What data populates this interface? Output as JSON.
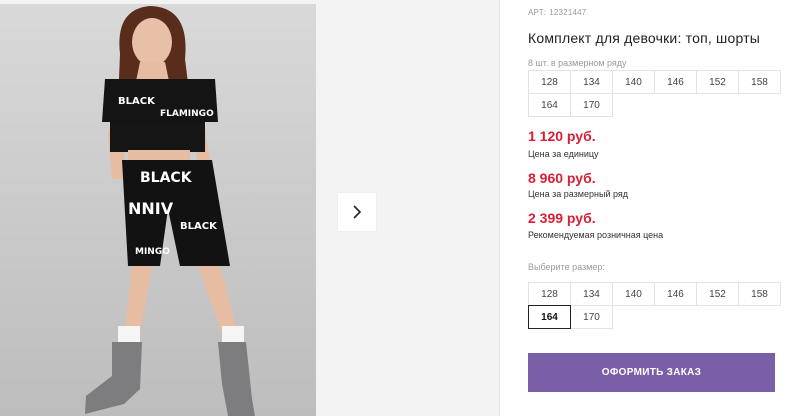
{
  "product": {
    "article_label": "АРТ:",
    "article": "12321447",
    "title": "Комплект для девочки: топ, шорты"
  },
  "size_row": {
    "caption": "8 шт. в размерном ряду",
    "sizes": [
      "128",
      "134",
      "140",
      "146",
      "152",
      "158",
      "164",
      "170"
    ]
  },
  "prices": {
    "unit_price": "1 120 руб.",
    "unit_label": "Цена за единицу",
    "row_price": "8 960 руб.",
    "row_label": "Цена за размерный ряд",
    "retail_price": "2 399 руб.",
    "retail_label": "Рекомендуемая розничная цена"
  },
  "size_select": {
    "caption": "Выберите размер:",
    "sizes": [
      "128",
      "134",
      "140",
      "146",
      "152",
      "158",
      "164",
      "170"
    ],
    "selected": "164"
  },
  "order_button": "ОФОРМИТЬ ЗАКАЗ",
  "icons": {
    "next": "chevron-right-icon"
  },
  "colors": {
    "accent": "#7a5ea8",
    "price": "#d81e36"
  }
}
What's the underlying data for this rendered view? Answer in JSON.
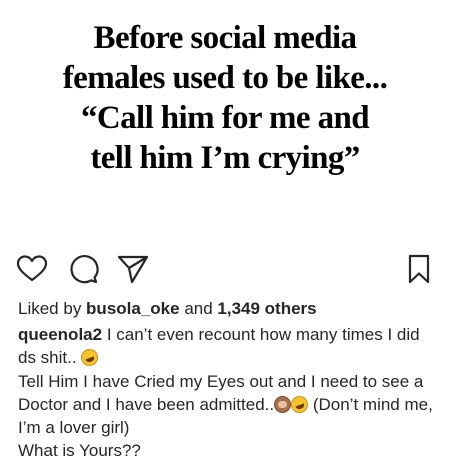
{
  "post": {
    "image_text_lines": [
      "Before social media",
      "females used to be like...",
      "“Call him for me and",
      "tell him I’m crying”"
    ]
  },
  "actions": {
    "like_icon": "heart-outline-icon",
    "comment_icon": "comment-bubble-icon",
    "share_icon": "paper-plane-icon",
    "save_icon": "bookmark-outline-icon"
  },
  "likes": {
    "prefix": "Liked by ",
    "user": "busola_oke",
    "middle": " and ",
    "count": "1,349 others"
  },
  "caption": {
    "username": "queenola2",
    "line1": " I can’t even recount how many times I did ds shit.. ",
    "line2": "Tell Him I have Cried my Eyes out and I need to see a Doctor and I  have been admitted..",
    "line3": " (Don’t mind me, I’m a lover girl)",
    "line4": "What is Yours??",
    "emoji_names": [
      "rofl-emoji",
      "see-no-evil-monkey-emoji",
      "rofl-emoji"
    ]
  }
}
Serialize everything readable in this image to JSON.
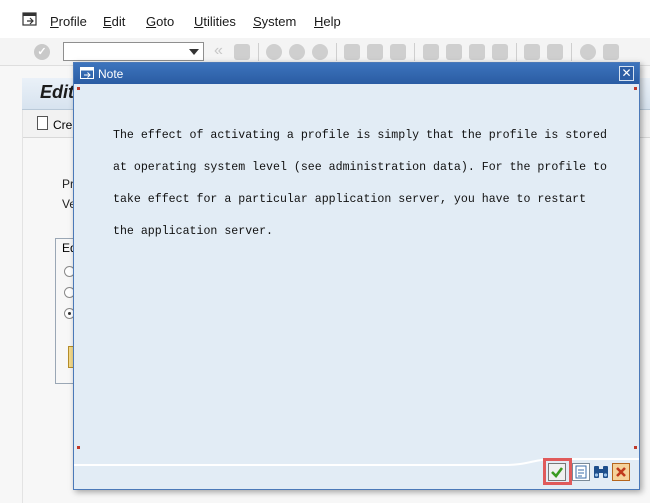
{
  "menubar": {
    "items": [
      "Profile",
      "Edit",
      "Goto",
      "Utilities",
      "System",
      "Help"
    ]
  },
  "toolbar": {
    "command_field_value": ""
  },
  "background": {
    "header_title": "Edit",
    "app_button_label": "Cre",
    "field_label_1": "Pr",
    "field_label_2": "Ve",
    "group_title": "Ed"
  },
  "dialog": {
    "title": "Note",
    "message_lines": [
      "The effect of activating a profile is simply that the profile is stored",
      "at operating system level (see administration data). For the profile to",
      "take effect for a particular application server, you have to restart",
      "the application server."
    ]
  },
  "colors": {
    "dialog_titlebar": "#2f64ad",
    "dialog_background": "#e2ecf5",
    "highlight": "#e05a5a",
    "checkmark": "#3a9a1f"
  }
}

§ **Exercise prompt**: Drop the pictures, then write out only the lines running from the one containing "Serialize everything readable" through the last line above, both included, exactly.

§ **Reply**:
Serialize everything readable in this image to JSON.
{
  "menubar": {
    "items": [
      "Profile",
      "Edit",
      "Goto",
      "Utilities",
      "System",
      "Help"
    ]
  },
  "toolbar": {
    "command_field_value": ""
  },
  "background": {
    "header_title": "Edit",
    "app_button_label": "Cre",
    "field_label_1": "Pr",
    "field_label_2": "Ve",
    "group_title": "Ed"
  },
  "dialog": {
    "title": "Note",
    "message_lines": [
      "The effect of activating a profile is simply that the profile is stored",
      "at operating system level (see administration data). For the profile to",
      "take effect for a particular application server, you have to restart",
      "the application server."
    ]
  },
  "colors": {
    "dialog_titlebar": "#2f64ad",
    "dialog_background": "#e2ecf5",
    "highlight": "#e05a5a",
    "checkmark": "#3a9a1f"
  }
}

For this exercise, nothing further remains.